What is expected: Report, word for word, every line of the material that contains "ovnh".

Entries:
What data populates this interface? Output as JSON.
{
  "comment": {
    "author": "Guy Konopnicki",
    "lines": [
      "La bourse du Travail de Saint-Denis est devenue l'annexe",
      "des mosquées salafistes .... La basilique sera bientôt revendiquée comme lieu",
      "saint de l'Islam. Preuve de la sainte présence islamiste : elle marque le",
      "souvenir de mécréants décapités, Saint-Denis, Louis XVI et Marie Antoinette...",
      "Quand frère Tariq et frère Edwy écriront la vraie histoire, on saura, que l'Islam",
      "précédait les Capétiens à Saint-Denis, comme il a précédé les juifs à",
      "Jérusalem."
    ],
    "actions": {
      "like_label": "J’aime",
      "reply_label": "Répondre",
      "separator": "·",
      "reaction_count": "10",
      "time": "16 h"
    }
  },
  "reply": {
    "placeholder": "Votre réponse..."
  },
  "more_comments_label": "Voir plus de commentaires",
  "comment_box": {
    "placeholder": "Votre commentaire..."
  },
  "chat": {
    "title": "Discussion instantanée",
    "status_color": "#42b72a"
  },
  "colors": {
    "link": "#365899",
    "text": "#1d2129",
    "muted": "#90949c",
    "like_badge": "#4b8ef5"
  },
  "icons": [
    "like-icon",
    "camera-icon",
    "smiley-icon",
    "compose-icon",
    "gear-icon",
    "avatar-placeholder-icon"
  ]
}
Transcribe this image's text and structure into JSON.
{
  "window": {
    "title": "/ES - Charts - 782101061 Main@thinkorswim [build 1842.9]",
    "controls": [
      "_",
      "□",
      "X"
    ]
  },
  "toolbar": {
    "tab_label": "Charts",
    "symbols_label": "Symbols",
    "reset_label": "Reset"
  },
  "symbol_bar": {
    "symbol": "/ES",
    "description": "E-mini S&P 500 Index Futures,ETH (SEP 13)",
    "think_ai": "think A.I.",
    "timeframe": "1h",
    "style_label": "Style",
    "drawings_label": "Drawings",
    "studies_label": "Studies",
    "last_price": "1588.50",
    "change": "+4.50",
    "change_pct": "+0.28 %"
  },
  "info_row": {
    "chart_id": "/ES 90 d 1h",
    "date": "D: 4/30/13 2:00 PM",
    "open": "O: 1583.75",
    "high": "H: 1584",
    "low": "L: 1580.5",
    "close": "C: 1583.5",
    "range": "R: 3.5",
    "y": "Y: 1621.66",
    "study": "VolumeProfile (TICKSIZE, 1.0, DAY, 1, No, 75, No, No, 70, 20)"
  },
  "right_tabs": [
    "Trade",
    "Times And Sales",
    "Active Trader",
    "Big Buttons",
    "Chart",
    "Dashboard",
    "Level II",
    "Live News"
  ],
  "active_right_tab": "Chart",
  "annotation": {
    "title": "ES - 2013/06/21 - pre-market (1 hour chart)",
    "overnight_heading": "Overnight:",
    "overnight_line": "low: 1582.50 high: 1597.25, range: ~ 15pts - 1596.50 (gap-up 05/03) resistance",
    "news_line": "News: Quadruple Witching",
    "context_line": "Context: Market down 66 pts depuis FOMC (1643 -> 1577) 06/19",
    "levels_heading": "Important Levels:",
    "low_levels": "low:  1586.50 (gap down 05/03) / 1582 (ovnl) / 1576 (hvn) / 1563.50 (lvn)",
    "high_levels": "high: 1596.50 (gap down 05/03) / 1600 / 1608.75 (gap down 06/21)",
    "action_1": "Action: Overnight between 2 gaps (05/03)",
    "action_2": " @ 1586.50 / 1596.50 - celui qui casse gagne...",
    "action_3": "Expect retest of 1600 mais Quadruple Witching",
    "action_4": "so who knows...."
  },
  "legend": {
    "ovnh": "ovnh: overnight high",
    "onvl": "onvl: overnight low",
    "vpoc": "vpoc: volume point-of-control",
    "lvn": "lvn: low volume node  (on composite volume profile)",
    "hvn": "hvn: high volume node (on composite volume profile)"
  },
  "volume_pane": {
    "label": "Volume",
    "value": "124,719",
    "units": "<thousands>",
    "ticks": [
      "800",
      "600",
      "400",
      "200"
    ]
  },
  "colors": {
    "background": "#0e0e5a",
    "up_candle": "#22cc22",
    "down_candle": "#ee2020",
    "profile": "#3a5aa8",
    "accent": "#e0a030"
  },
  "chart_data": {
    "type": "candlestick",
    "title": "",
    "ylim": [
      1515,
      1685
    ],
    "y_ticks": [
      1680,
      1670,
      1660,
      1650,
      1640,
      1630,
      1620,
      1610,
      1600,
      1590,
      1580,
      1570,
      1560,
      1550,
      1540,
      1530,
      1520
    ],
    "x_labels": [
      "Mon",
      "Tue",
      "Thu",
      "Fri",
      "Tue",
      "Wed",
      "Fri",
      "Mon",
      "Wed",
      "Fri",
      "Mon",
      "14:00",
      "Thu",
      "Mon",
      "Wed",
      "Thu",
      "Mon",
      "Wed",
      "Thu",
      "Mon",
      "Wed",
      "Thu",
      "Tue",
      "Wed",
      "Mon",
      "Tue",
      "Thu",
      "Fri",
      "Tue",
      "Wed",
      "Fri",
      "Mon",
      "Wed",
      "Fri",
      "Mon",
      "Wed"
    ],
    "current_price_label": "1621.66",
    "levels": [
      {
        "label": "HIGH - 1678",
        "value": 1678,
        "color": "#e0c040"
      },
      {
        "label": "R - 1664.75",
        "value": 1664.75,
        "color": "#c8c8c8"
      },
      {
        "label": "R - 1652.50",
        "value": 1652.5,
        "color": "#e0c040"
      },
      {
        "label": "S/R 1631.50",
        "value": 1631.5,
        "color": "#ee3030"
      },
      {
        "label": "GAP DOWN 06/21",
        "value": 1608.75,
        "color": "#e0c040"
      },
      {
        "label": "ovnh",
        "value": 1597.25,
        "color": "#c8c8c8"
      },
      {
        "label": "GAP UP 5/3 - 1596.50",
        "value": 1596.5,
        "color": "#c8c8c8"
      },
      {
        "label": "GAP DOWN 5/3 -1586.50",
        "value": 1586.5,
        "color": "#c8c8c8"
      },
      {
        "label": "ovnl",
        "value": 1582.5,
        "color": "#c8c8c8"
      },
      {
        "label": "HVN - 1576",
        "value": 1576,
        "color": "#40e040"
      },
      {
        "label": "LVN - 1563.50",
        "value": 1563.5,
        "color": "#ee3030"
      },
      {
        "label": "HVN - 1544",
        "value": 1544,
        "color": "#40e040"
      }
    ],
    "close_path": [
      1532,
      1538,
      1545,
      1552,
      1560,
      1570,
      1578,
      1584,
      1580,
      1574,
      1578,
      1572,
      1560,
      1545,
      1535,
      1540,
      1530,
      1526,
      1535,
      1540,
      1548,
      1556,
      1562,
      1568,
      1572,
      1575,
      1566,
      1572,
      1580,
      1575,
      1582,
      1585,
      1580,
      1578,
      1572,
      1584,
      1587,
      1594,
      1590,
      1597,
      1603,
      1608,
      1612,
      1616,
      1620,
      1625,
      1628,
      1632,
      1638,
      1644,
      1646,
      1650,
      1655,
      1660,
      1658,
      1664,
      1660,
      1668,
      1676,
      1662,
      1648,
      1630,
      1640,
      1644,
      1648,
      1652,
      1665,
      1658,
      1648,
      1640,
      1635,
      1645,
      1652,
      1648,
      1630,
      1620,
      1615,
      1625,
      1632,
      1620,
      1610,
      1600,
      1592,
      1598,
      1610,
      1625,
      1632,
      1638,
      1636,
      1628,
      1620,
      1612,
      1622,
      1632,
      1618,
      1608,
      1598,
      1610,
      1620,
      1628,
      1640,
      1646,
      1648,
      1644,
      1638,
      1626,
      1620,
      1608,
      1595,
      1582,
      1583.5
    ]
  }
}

Written answer:
    "ovnh": "ovnh: overnight high",
        "label": "ovnh",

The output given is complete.